__Your goal__: All of the data should be output character for character, except the pictures.
--- begin Records to process ---
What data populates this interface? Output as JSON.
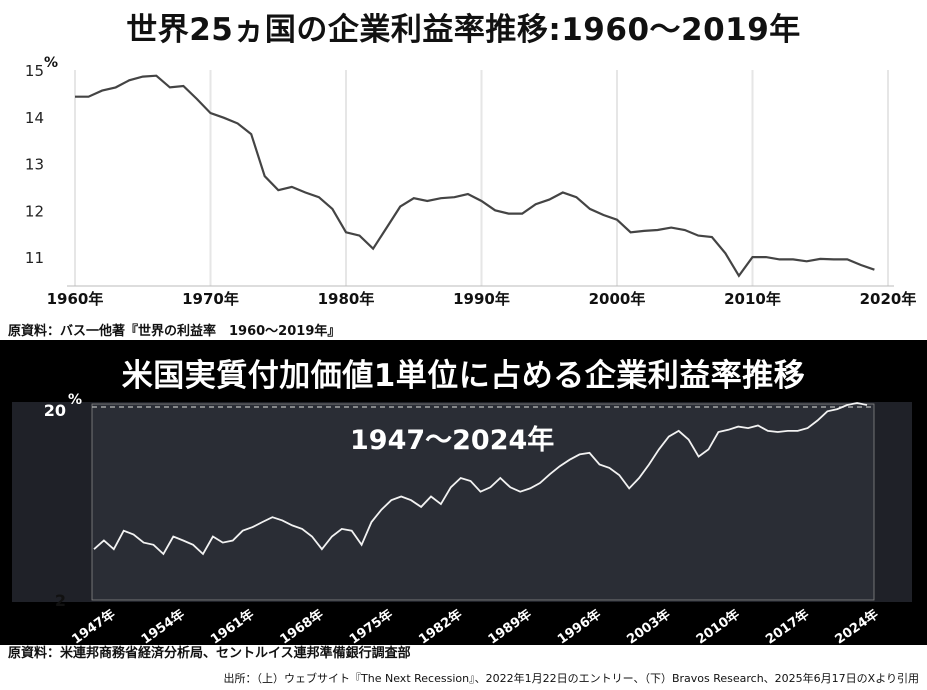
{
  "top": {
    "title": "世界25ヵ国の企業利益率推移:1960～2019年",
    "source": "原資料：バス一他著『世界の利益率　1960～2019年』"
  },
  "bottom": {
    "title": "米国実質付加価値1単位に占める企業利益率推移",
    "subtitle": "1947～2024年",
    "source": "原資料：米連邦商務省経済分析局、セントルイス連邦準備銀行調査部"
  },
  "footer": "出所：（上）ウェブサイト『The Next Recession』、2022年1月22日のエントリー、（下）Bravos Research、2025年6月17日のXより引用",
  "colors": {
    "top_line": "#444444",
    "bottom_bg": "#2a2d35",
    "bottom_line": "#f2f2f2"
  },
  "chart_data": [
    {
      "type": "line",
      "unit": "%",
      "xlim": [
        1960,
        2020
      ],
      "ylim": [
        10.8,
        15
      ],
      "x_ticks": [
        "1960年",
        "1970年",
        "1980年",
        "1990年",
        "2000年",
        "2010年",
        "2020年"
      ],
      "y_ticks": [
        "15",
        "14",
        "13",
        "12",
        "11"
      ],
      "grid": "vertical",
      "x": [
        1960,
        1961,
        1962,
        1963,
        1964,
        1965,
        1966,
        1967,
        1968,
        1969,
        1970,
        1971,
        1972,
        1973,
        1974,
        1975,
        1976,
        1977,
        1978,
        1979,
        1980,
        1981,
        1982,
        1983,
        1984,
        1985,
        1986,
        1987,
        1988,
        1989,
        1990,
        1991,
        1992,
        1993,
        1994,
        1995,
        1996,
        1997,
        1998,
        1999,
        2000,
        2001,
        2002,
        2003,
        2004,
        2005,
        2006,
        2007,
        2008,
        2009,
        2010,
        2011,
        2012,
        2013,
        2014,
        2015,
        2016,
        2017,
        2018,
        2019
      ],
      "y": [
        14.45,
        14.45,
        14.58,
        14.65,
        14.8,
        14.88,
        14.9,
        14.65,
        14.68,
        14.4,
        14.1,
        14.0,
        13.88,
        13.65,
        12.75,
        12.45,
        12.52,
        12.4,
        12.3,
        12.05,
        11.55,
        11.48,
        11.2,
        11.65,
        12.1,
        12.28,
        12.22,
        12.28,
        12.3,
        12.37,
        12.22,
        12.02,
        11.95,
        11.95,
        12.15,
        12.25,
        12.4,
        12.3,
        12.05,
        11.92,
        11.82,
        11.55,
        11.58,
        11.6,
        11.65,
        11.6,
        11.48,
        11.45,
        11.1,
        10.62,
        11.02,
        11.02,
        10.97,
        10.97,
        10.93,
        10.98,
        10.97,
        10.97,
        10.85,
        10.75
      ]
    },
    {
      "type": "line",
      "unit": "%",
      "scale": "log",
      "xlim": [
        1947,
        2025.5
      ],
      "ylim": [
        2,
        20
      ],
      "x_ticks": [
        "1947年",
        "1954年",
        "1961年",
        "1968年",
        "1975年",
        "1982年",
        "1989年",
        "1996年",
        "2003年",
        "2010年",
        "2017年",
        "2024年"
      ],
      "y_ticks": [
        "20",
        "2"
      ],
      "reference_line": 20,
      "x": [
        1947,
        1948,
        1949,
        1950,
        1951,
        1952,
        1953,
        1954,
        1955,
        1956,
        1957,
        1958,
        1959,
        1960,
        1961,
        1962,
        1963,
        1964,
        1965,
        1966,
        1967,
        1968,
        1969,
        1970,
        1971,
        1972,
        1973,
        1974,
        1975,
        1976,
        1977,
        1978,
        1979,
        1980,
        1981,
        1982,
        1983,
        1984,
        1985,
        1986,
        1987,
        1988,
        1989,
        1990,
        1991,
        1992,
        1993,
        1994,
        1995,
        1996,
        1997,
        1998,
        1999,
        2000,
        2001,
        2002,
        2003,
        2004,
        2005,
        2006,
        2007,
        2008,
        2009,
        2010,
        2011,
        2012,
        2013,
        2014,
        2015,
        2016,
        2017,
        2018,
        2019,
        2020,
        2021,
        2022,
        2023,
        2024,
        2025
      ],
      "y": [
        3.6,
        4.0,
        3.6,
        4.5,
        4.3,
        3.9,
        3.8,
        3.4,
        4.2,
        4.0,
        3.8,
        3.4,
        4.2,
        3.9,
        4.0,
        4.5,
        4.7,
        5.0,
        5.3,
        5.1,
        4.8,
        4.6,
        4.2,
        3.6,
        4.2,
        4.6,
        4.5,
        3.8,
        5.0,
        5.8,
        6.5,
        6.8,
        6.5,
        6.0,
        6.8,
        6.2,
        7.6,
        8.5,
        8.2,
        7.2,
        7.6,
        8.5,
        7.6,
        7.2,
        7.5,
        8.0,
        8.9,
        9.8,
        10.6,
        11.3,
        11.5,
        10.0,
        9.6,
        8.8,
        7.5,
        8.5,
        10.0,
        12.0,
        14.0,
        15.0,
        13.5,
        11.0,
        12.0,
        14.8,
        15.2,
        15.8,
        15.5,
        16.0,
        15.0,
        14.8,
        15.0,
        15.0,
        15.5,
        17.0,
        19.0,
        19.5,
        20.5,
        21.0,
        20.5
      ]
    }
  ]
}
--- end Records to process ---
__Complete output__:
What data populates this interface? Output as JSON.
{
  "top": {
    "title": "世界25ヵ国の企業利益率推移:1960～2019年",
    "source": "原資料：バス一他著『世界の利益率　1960～2019年』"
  },
  "bottom": {
    "title": "米国実質付加価値1単位に占める企業利益率推移",
    "subtitle": "1947～2024年",
    "source": "原資料：米連邦商務省経済分析局、セントルイス連邦準備銀行調査部"
  },
  "footer": "出所：（上）ウェブサイト『The Next Recession』、2022年1月22日のエントリー、（下）Bravos Research、2025年6月17日のXより引用",
  "colors": {
    "top_line": "#444444",
    "bottom_bg": "#2a2d35",
    "bottom_line": "#f2f2f2"
  },
  "chart_data": [
    {
      "type": "line",
      "unit": "%",
      "xlim": [
        1960,
        2020
      ],
      "ylim": [
        10.8,
        15
      ],
      "x_ticks": [
        "1960年",
        "1970年",
        "1980年",
        "1990年",
        "2000年",
        "2010年",
        "2020年"
      ],
      "y_ticks": [
        "15",
        "14",
        "13",
        "12",
        "11"
      ],
      "grid": "vertical",
      "x": [
        1960,
        1961,
        1962,
        1963,
        1964,
        1965,
        1966,
        1967,
        1968,
        1969,
        1970,
        1971,
        1972,
        1973,
        1974,
        1975,
        1976,
        1977,
        1978,
        1979,
        1980,
        1981,
        1982,
        1983,
        1984,
        1985,
        1986,
        1987,
        1988,
        1989,
        1990,
        1991,
        1992,
        1993,
        1994,
        1995,
        1996,
        1997,
        1998,
        1999,
        2000,
        2001,
        2002,
        2003,
        2004,
        2005,
        2006,
        2007,
        2008,
        2009,
        2010,
        2011,
        2012,
        2013,
        2014,
        2015,
        2016,
        2017,
        2018,
        2019
      ],
      "y": [
        14.45,
        14.45,
        14.58,
        14.65,
        14.8,
        14.88,
        14.9,
        14.65,
        14.68,
        14.4,
        14.1,
        14.0,
        13.88,
        13.65,
        12.75,
        12.45,
        12.52,
        12.4,
        12.3,
        12.05,
        11.55,
        11.48,
        11.2,
        11.65,
        12.1,
        12.28,
        12.22,
        12.28,
        12.3,
        12.37,
        12.22,
        12.02,
        11.95,
        11.95,
        12.15,
        12.25,
        12.4,
        12.3,
        12.05,
        11.92,
        11.82,
        11.55,
        11.58,
        11.6,
        11.65,
        11.6,
        11.48,
        11.45,
        11.1,
        10.62,
        11.02,
        11.02,
        10.97,
        10.97,
        10.93,
        10.98,
        10.97,
        10.97,
        10.85,
        10.75
      ]
    },
    {
      "type": "line",
      "unit": "%",
      "scale": "log",
      "xlim": [
        1947,
        2025.5
      ],
      "ylim": [
        2,
        20
      ],
      "x_ticks": [
        "1947年",
        "1954年",
        "1961年",
        "1968年",
        "1975年",
        "1982年",
        "1989年",
        "1996年",
        "2003年",
        "2010年",
        "2017年",
        "2024年"
      ],
      "y_ticks": [
        "20",
        "2"
      ],
      "reference_line": 20,
      "x": [
        1947,
        1948,
        1949,
        1950,
        1951,
        1952,
        1953,
        1954,
        1955,
        1956,
        1957,
        1958,
        1959,
        1960,
        1961,
        1962,
        1963,
        1964,
        1965,
        1966,
        1967,
        1968,
        1969,
        1970,
        1971,
        1972,
        1973,
        1974,
        1975,
        1976,
        1977,
        1978,
        1979,
        1980,
        1981,
        1982,
        1983,
        1984,
        1985,
        1986,
        1987,
        1988,
        1989,
        1990,
        1991,
        1992,
        1993,
        1994,
        1995,
        1996,
        1997,
        1998,
        1999,
        2000,
        2001,
        2002,
        2003,
        2004,
        2005,
        2006,
        2007,
        2008,
        2009,
        2010,
        2011,
        2012,
        2013,
        2014,
        2015,
        2016,
        2017,
        2018,
        2019,
        2020,
        2021,
        2022,
        2023,
        2024,
        2025
      ],
      "y": [
        3.6,
        4.0,
        3.6,
        4.5,
        4.3,
        3.9,
        3.8,
        3.4,
        4.2,
        4.0,
        3.8,
        3.4,
        4.2,
        3.9,
        4.0,
        4.5,
        4.7,
        5.0,
        5.3,
        5.1,
        4.8,
        4.6,
        4.2,
        3.6,
        4.2,
        4.6,
        4.5,
        3.8,
        5.0,
        5.8,
        6.5,
        6.8,
        6.5,
        6.0,
        6.8,
        6.2,
        7.6,
        8.5,
        8.2,
        7.2,
        7.6,
        8.5,
        7.6,
        7.2,
        7.5,
        8.0,
        8.9,
        9.8,
        10.6,
        11.3,
        11.5,
        10.0,
        9.6,
        8.8,
        7.5,
        8.5,
        10.0,
        12.0,
        14.0,
        15.0,
        13.5,
        11.0,
        12.0,
        14.8,
        15.2,
        15.8,
        15.5,
        16.0,
        15.0,
        14.8,
        15.0,
        15.0,
        15.5,
        17.0,
        19.0,
        19.5,
        20.5,
        21.0,
        20.5
      ]
    }
  ]
}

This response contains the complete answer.